**Data for processing**
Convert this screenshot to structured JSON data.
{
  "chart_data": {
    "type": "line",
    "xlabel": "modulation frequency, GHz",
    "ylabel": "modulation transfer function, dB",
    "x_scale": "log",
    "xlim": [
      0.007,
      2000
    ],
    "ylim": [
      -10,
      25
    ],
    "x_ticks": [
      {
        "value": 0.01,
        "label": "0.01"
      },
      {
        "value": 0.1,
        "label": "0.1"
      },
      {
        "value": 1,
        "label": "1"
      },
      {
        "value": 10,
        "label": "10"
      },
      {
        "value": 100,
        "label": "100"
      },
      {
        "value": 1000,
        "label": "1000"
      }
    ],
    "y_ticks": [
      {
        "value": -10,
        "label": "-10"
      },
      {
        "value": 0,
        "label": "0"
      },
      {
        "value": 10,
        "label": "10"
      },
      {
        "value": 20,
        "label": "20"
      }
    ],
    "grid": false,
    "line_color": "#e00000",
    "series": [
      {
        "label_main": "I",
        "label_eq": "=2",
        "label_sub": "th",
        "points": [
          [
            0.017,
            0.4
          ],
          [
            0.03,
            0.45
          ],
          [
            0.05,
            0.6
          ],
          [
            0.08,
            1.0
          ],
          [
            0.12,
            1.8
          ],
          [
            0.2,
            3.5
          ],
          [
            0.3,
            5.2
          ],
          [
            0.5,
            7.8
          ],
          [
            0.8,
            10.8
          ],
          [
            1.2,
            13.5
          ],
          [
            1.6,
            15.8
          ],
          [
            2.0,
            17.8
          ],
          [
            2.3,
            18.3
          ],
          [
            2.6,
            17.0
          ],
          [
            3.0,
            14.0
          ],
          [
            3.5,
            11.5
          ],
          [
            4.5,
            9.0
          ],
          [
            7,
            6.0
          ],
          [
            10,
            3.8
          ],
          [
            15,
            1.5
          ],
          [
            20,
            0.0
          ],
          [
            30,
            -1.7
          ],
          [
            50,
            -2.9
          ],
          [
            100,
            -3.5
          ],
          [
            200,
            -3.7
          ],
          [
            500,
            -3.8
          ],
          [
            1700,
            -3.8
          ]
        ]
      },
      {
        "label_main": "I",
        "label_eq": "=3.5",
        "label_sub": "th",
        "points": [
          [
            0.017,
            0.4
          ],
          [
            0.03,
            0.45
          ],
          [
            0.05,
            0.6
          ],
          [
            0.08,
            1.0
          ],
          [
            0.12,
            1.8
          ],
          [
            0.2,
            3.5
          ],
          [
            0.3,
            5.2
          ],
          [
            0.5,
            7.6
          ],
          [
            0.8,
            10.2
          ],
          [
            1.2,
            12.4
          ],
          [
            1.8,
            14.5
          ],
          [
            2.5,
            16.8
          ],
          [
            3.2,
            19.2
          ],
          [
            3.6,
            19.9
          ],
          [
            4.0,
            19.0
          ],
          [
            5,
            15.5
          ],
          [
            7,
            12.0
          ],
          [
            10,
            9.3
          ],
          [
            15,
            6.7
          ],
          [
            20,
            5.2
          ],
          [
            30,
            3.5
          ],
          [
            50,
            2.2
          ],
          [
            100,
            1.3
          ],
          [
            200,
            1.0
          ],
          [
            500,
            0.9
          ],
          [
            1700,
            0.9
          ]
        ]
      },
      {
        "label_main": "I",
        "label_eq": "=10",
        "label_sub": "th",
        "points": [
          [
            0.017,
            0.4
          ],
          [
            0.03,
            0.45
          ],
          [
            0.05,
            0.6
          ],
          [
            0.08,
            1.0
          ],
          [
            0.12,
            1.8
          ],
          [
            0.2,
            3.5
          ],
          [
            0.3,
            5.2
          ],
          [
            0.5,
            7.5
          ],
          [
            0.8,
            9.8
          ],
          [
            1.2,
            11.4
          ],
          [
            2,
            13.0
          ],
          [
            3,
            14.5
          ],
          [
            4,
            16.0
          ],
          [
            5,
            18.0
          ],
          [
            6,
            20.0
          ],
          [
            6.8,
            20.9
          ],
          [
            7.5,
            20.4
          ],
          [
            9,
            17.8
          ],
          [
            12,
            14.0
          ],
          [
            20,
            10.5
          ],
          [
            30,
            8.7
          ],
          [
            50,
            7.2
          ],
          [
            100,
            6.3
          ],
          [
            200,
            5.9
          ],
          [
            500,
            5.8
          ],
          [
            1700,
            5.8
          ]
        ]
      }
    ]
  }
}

**Written exercise**
Set down every line of the listing above again, exactly as given.

**Answer for this exercise**
Convert this screenshot to structured JSON data.
{
  "chart_data": {
    "type": "line",
    "xlabel": "modulation frequency, GHz",
    "ylabel": "modulation transfer function, dB",
    "x_scale": "log",
    "xlim": [
      0.007,
      2000
    ],
    "ylim": [
      -10,
      25
    ],
    "x_ticks": [
      {
        "value": 0.01,
        "label": "0.01"
      },
      {
        "value": 0.1,
        "label": "0.1"
      },
      {
        "value": 1,
        "label": "1"
      },
      {
        "value": 10,
        "label": "10"
      },
      {
        "value": 100,
        "label": "100"
      },
      {
        "value": 1000,
        "label": "1000"
      }
    ],
    "y_ticks": [
      {
        "value": -10,
        "label": "-10"
      },
      {
        "value": 0,
        "label": "0"
      },
      {
        "value": 10,
        "label": "10"
      },
      {
        "value": 20,
        "label": "20"
      }
    ],
    "grid": false,
    "line_color": "#e00000",
    "series": [
      {
        "label_main": "I",
        "label_eq": "=2",
        "label_sub": "th",
        "points": [
          [
            0.017,
            0.4
          ],
          [
            0.03,
            0.45
          ],
          [
            0.05,
            0.6
          ],
          [
            0.08,
            1.0
          ],
          [
            0.12,
            1.8
          ],
          [
            0.2,
            3.5
          ],
          [
            0.3,
            5.2
          ],
          [
            0.5,
            7.8
          ],
          [
            0.8,
            10.8
          ],
          [
            1.2,
            13.5
          ],
          [
            1.6,
            15.8
          ],
          [
            2.0,
            17.8
          ],
          [
            2.3,
            18.3
          ],
          [
            2.6,
            17.0
          ],
          [
            3.0,
            14.0
          ],
          [
            3.5,
            11.5
          ],
          [
            4.5,
            9.0
          ],
          [
            7,
            6.0
          ],
          [
            10,
            3.8
          ],
          [
            15,
            1.5
          ],
          [
            20,
            0.0
          ],
          [
            30,
            -1.7
          ],
          [
            50,
            -2.9
          ],
          [
            100,
            -3.5
          ],
          [
            200,
            -3.7
          ],
          [
            500,
            -3.8
          ],
          [
            1700,
            -3.8
          ]
        ]
      },
      {
        "label_main": "I",
        "label_eq": "=3.5",
        "label_sub": "th",
        "points": [
          [
            0.017,
            0.4
          ],
          [
            0.03,
            0.45
          ],
          [
            0.05,
            0.6
          ],
          [
            0.08,
            1.0
          ],
          [
            0.12,
            1.8
          ],
          [
            0.2,
            3.5
          ],
          [
            0.3,
            5.2
          ],
          [
            0.5,
            7.6
          ],
          [
            0.8,
            10.2
          ],
          [
            1.2,
            12.4
          ],
          [
            1.8,
            14.5
          ],
          [
            2.5,
            16.8
          ],
          [
            3.2,
            19.2
          ],
          [
            3.6,
            19.9
          ],
          [
            4.0,
            19.0
          ],
          [
            5,
            15.5
          ],
          [
            7,
            12.0
          ],
          [
            10,
            9.3
          ],
          [
            15,
            6.7
          ],
          [
            20,
            5.2
          ],
          [
            30,
            3.5
          ],
          [
            50,
            2.2
          ],
          [
            100,
            1.3
          ],
          [
            200,
            1.0
          ],
          [
            500,
            0.9
          ],
          [
            1700,
            0.9
          ]
        ]
      },
      {
        "label_main": "I",
        "label_eq": "=10",
        "label_sub": "th",
        "points": [
          [
            0.017,
            0.4
          ],
          [
            0.03,
            0.45
          ],
          [
            0.05,
            0.6
          ],
          [
            0.08,
            1.0
          ],
          [
            0.12,
            1.8
          ],
          [
            0.2,
            3.5
          ],
          [
            0.3,
            5.2
          ],
          [
            0.5,
            7.5
          ],
          [
            0.8,
            9.8
          ],
          [
            1.2,
            11.4
          ],
          [
            2,
            13.0
          ],
          [
            3,
            14.5
          ],
          [
            4,
            16.0
          ],
          [
            5,
            18.0
          ],
          [
            6,
            20.0
          ],
          [
            6.8,
            20.9
          ],
          [
            7.5,
            20.4
          ],
          [
            9,
            17.8
          ],
          [
            12,
            14.0
          ],
          [
            20,
            10.5
          ],
          [
            30,
            8.7
          ],
          [
            50,
            7.2
          ],
          [
            100,
            6.3
          ],
          [
            200,
            5.9
          ],
          [
            500,
            5.8
          ],
          [
            1700,
            5.8
          ]
        ]
      }
    ]
  }
}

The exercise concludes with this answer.